◆ **REQUIRED ACTION**
Gather every line in the records below that contains the word "manage".

◆ **Excerpts from a figure dataset**
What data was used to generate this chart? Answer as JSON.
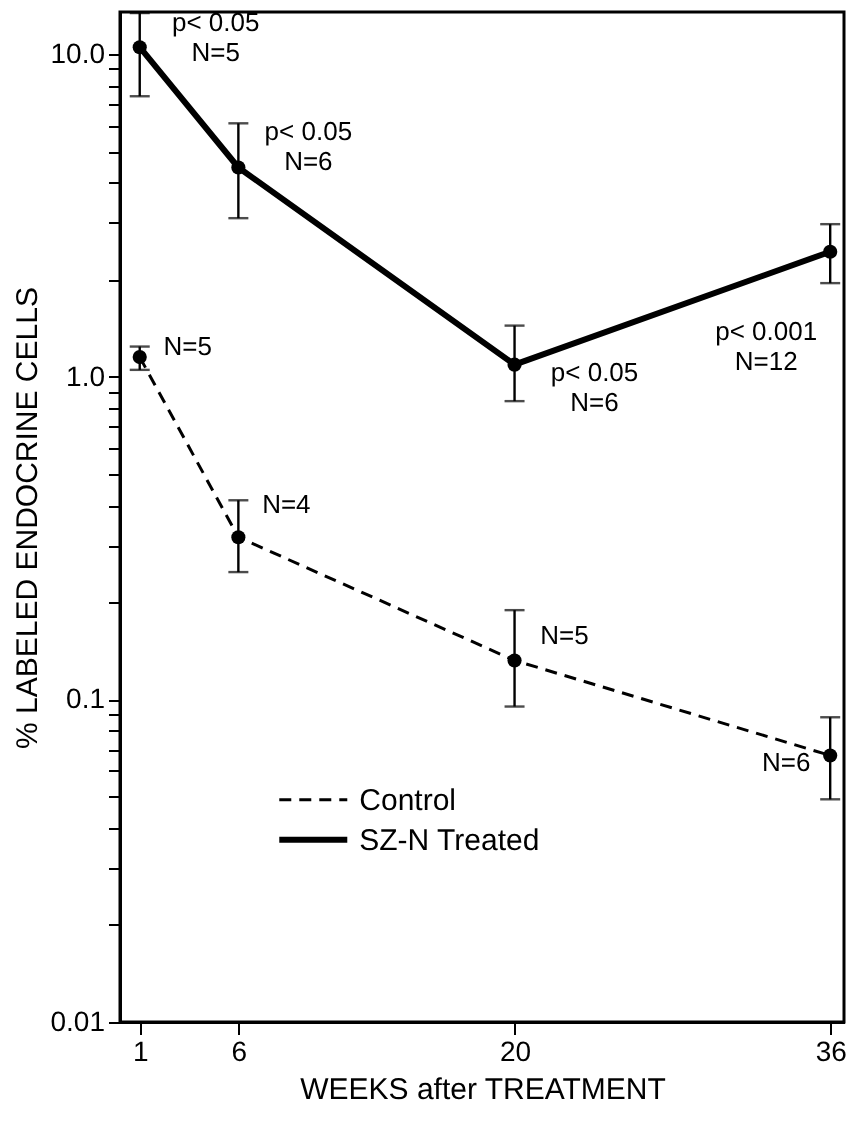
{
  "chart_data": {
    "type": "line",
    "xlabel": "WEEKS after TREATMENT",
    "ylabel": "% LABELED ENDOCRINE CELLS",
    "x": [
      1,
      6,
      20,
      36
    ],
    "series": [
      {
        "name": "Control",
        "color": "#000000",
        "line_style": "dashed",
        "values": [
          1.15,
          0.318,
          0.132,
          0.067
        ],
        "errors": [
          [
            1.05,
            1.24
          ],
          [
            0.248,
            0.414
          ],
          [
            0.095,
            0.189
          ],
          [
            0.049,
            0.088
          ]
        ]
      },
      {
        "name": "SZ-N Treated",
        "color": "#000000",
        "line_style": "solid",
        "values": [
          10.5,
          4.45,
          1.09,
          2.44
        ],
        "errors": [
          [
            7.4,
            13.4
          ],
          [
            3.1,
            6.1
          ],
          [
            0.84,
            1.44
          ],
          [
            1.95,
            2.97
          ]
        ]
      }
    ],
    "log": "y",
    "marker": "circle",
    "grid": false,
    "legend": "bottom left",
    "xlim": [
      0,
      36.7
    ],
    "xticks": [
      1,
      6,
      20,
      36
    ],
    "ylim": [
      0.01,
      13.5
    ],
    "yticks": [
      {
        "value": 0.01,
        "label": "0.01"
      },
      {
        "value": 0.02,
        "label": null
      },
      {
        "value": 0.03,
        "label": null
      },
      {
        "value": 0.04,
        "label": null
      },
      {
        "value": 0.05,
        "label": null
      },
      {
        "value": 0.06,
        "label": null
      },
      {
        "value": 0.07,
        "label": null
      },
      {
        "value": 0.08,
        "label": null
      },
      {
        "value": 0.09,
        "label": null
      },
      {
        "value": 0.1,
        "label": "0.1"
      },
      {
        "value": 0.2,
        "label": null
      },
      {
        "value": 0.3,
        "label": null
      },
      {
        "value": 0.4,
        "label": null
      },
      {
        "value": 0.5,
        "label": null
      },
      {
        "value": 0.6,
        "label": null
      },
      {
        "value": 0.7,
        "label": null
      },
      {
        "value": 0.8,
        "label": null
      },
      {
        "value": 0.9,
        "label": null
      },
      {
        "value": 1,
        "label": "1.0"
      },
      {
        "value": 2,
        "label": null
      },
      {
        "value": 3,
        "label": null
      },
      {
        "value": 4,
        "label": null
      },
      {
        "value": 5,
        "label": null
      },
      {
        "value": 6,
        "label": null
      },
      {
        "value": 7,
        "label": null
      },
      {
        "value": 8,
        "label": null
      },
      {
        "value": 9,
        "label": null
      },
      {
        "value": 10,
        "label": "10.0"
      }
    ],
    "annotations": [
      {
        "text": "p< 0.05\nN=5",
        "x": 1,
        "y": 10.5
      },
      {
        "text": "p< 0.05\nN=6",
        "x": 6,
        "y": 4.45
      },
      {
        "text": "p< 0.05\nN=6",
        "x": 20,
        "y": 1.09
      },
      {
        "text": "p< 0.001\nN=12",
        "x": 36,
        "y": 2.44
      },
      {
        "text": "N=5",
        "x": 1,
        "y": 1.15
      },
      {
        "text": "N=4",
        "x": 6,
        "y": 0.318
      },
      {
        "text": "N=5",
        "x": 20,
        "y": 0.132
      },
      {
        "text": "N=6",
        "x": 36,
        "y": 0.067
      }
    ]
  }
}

==

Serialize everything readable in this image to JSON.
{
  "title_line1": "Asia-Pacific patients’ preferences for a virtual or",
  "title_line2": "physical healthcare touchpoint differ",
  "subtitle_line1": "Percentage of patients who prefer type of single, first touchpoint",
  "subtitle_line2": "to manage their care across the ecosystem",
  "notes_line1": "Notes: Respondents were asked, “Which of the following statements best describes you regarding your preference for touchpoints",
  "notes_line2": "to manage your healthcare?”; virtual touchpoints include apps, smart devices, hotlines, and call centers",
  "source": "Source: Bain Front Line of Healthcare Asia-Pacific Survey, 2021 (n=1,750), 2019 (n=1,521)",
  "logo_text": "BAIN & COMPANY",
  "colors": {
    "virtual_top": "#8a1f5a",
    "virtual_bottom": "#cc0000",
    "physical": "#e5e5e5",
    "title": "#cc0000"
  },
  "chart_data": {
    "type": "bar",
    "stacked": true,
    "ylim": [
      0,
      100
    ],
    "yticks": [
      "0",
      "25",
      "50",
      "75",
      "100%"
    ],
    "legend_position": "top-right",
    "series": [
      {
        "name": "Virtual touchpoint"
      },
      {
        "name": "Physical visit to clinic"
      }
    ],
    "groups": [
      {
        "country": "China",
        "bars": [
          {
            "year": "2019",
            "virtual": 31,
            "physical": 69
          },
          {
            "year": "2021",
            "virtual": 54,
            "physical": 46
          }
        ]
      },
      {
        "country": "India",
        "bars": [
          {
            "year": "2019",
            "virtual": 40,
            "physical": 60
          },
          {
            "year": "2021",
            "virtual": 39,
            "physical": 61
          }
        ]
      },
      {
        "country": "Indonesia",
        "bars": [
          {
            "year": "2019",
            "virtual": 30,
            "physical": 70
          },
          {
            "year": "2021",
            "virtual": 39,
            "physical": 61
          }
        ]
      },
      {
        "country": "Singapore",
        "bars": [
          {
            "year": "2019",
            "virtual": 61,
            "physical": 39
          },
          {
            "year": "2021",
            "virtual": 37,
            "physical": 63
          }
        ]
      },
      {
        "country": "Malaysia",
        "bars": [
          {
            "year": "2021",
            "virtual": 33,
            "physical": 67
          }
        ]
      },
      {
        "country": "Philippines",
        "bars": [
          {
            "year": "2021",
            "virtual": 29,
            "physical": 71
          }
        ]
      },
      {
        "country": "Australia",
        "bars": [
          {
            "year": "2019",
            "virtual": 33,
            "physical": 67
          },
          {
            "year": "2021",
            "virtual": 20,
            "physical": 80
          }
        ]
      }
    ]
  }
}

◆ **RESPONSE TO THE TASK**
  "subtitle_line2": "to manage their care across the ecosystem",
  "notes_line2": "to manage your healthcare?”; virtual touchpoints include apps, smart devices, hotlines, and call centers",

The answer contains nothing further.